Dokumen:

——

Minggu, 08 Mei 2022

KAROMAH SANG KYAI


 

“Bayang – bayang selalu ada bersama cahaya”

 

Selasa, 18 Agustus 2020 saya mendapat pesan dari Ustadz Daryono berupa Konsep Susunan Organisasi FKKS SD/MI Muhammadiyah Jawa Tengah. Namaku tercantum dengan amanah wakil Pemberdayaan Teknologi Komunikasi dan Informasi.

Selagi saya mampu, saya berusaha tidak menolak amanah. Namun karena susunan organisasi tersebut ada di tingkat wilayah tentu banyak yang lebih mumpuni. Sayapun mencoba merekomendasikan nama lain yang memang lebih mumpuni di Kabupaten Pekalongan, ternyata nama yang saya rekomendasikan sudah tidak mengajar lagi karena mendapat beasiswa S2.

Meskipun saya pribadi siap, namun tetap butuh pertimbangan dari orang lain. Rekan guru dan Dikdasmen Ranting mengijinkan. Istri juga mengijinkan. Maka saya mantapkan, Insya Allah siap bergabung dengan orang-orang hebat.

Rabu, 19 Agustus 2020 Jam 06.00 saya siap melaju karena sudah janjian jam 07.00. Ketika saya tinggalkan uang yang tinggal selembar di dompet untuk istri saya, dia tidak mau menerimanya. Buat cekelan saja katanya,  lagi pula masih ada uang belanja untuk hari ini. Padahal saya bisa saja mampir sebentar di ATM untuk mengambil uang. Namun dicegah juga, jangan biarkan Ustadz Daryono menunggu katanya. Sayapun urung mengambil uang di ATM.

Saya melaju mengendarai Prima istimewa dengan kecepatan sedang. Mampir sejenak di sekolahan untuk copy KTAM. Jam 06.58 sampai di stasiun, segera saya kabarkan. Saya tunggu di halte depan stasiun Pekalongan. Saya kira Ustadz Daryono datang dari arah barat setelah menjemput Ustadz Wahyudi di Ponpes Al-Manar Pemalang. Ternyata lewat tol. Ini yang kedua kalinya kata Tadz Daryono. Kalau sudah dua kali, biasanya yang ketiga dan seterusnya akan mudah.

Waktu menunjukkan pukul 07.19 Ustadz Wahyudi menghubungiku, menyebutku Syaikh. Sangat berlebihan, memangnya Syaikh cap apa yang tidak hafal juz amma. Pukul 07.30 Ustadz Daryono menghubungiku memastikan lokasi penjemputan. Kemudian pada jam 07.38 Ustadz Wahyudi bertanya pintu keluar tol dan minta shareloc. Pukul 07.40 Ustadz Daryono mengabarkan kalau pintu keluar tol Kajen ditutup. Tepat pukul 07.51 kami bertemu.

——

Entri Data:
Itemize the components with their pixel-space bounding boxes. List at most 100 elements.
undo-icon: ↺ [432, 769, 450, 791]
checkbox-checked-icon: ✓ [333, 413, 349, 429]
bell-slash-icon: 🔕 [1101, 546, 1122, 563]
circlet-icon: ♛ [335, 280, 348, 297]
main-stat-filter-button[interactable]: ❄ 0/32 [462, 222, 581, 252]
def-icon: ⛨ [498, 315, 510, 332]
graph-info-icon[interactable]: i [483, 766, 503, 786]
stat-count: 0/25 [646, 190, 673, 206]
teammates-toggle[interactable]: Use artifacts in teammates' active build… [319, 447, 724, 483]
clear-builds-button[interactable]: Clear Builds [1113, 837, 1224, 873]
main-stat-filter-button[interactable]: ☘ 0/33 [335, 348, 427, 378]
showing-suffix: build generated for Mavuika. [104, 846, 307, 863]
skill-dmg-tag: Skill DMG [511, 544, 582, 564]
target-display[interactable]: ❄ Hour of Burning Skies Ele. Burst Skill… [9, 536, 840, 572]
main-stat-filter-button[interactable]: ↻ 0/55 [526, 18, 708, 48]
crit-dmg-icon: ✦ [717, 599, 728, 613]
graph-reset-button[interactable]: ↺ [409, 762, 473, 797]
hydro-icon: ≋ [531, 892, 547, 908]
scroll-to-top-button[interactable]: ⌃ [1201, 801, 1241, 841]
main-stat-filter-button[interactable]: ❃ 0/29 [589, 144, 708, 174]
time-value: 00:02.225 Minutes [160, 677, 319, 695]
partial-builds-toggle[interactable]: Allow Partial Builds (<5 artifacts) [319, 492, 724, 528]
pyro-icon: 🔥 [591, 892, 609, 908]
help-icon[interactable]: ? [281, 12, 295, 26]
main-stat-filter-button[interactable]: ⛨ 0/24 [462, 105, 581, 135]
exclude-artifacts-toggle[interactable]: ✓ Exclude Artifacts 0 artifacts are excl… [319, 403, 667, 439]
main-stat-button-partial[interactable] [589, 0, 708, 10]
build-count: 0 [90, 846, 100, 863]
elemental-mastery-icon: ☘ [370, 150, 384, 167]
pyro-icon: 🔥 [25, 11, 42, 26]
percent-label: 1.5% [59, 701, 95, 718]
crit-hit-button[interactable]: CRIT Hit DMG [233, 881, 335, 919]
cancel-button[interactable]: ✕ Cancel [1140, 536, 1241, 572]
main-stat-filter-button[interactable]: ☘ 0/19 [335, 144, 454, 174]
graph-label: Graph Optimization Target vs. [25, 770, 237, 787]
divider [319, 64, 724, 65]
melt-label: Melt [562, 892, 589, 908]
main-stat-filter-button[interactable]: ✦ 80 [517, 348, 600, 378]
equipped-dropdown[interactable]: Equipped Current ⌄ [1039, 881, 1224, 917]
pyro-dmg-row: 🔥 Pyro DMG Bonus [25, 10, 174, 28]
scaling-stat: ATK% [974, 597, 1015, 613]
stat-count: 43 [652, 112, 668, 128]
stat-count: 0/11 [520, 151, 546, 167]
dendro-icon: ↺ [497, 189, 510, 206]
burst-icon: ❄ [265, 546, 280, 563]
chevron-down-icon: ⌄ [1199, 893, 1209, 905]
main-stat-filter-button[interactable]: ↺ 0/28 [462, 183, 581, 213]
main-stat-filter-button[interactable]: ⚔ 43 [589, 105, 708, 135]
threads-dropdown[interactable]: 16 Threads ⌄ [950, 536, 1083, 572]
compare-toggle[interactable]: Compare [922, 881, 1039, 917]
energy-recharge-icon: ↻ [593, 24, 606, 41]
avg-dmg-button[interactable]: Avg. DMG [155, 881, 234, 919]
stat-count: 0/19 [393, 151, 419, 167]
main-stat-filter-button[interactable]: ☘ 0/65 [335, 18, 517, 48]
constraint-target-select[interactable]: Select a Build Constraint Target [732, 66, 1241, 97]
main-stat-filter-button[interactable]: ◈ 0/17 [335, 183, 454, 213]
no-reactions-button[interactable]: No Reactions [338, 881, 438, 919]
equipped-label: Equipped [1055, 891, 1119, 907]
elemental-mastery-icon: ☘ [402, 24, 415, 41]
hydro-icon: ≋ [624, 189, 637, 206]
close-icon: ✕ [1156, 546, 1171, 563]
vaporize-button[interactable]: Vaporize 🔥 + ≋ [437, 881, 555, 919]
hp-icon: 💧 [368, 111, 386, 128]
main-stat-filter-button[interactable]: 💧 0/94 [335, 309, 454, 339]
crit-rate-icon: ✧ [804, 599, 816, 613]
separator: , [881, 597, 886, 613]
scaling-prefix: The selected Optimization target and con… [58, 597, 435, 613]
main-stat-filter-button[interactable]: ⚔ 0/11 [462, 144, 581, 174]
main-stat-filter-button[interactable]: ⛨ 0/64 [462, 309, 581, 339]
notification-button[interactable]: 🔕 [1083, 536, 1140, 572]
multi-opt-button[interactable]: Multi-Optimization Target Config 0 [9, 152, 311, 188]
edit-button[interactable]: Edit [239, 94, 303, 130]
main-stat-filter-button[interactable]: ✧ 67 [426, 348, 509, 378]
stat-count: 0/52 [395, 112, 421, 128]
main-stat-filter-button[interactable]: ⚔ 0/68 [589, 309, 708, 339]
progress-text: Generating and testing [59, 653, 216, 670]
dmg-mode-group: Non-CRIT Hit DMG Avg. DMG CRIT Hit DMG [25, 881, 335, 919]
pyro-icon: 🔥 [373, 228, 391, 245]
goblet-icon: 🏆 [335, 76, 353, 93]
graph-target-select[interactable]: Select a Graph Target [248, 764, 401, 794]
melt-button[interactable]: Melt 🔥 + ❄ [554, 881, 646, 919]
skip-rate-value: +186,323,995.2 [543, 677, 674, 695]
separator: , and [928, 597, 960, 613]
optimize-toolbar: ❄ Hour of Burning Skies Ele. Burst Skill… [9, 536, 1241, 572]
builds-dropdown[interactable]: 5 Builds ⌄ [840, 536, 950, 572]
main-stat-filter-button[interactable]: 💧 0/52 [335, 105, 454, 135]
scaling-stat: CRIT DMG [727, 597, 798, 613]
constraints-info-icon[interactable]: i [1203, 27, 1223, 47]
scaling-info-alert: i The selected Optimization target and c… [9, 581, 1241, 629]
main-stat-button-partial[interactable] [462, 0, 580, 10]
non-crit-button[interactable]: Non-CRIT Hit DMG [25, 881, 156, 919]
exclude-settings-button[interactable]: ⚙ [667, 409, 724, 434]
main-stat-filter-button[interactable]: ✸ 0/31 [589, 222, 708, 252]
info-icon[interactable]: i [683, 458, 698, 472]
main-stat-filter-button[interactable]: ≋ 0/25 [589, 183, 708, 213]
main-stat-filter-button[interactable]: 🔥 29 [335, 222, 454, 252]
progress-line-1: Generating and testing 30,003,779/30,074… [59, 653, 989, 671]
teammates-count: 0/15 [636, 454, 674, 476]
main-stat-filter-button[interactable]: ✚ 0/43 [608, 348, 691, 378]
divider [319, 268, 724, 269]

——

Daftar Tugas:
A) Tuliskan kembali tanpa perubahan baris-baris entri mulai dari baris pertama entri sampai baris yang memuat "graph-info-icon[interactable]: i [483, 766, 503, 786]", termasuk kedua baris ujungnya.
B) Teruskan kisah "Karomah Sang Kyai" mulai sesudah kalimat terakhirnya.

Jawaban Tertulis:
A)
Itemize the components with their pixel-space bounding boxes. List at most 100 elements.
undo-icon: ↺ [432, 769, 450, 791]
checkbox-checked-icon: ✓ [333, 413, 349, 429]
bell-slash-icon: 🔕 [1101, 546, 1122, 563]
circlet-icon: ♛ [335, 280, 348, 297]
main-stat-filter-button[interactable]: ❄ 0/32 [462, 222, 581, 252]
def-icon: ⛨ [498, 315, 510, 332]
graph-info-icon[interactable]: i [483, 766, 503, 786]

B)
Di SD Mapan disambut oleh Ustadzah Alifia bersama mitra kerjanya dengan penuh suka cita. Sementara saya merasa gagap gempita. Iya gagap, bertemu orang-orang hebat. Dari sekian peserta saya hanya mengenal beberapa nama. Ustadz Sukaryo - SDM Sudagaran Wonosobo, meski berkali-kali singgah dan sempat separuh hatiku tertinggal di Jalan Dieng KM.9, namun pertama kali merasakan lezatnya mie ongklok justru di SDM Sudagaran. Ustadz Mustaqim - Mutual Dua Kota Magelang, kota di mana sepenuh hatiku tertambat di situ. Dan, Ustadz Daryono SD Musabangga yang tidak bisa dijelaskan dengan kata-kata, karena beliau lakonnya dalam cerita ini.

Inti acaranya biar diceritakan yang lain saja, karena telah kita saksikan bersama betapa hebatnya Sang Hafidzah Cilik yang tentu di balik kehebatannya ada guru-guru yang hebat pula.. Tentang semangat para penggerak, Ustadz Latif dan Ustadzah Welas yang berangkat paling gasik tapi sampai paling akhir. Meski paling akhir tapi tetap tepat waktu, waktunya makan siang. Syaikh Pamuji (kalau yang ini Syaikh aseli), dan Kyai Mas Jamaluddin Kamal (jangan lupa dal nya tasydid ya) sebagai lokomotifnya, biar kita-kita yang jadi batu baranya.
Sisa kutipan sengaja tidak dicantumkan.